## START Data provided
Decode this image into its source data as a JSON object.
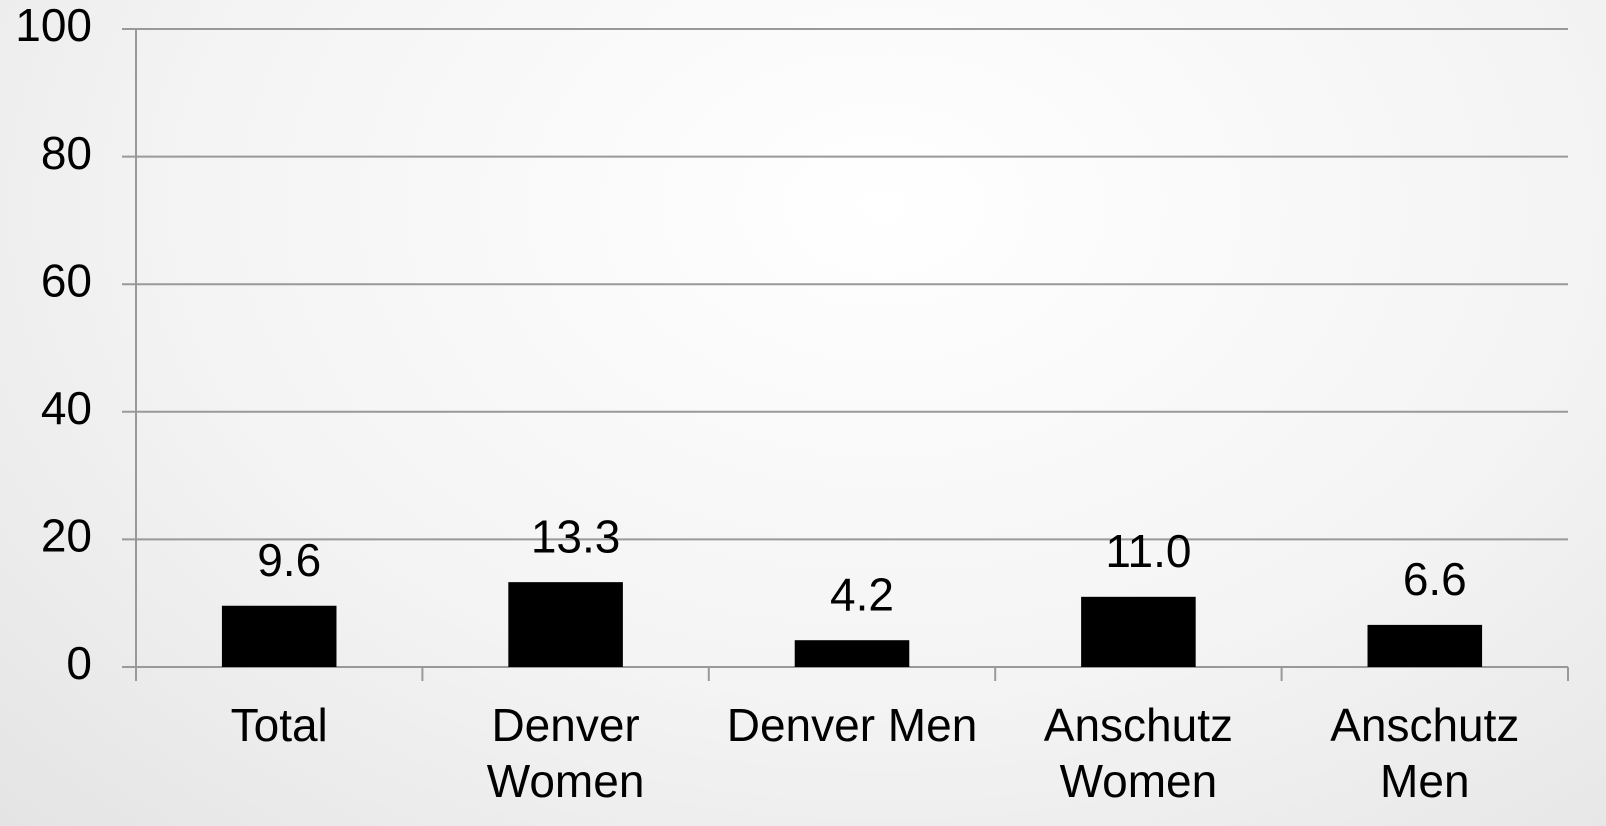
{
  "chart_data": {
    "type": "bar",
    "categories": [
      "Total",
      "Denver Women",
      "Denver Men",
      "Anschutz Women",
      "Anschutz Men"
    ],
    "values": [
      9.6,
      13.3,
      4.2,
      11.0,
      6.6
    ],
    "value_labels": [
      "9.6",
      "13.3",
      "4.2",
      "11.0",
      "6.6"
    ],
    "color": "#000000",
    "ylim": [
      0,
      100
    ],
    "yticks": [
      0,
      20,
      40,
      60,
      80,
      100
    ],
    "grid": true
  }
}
## END Data provided
_Written instruction_.
Every record above should be written out again without change, except that the pictures are left out.

_Task output_.
Decode this image into its source data as a JSON object.
{
  "chart_data": {
    "type": "bar",
    "categories": [
      "Total",
      "Denver Women",
      "Denver Men",
      "Anschutz Women",
      "Anschutz Men"
    ],
    "values": [
      9.6,
      13.3,
      4.2,
      11.0,
      6.6
    ],
    "value_labels": [
      "9.6",
      "13.3",
      "4.2",
      "11.0",
      "6.6"
    ],
    "color": "#000000",
    "ylim": [
      0,
      100
    ],
    "yticks": [
      0,
      20,
      40,
      60,
      80,
      100
    ],
    "grid": true
  }
}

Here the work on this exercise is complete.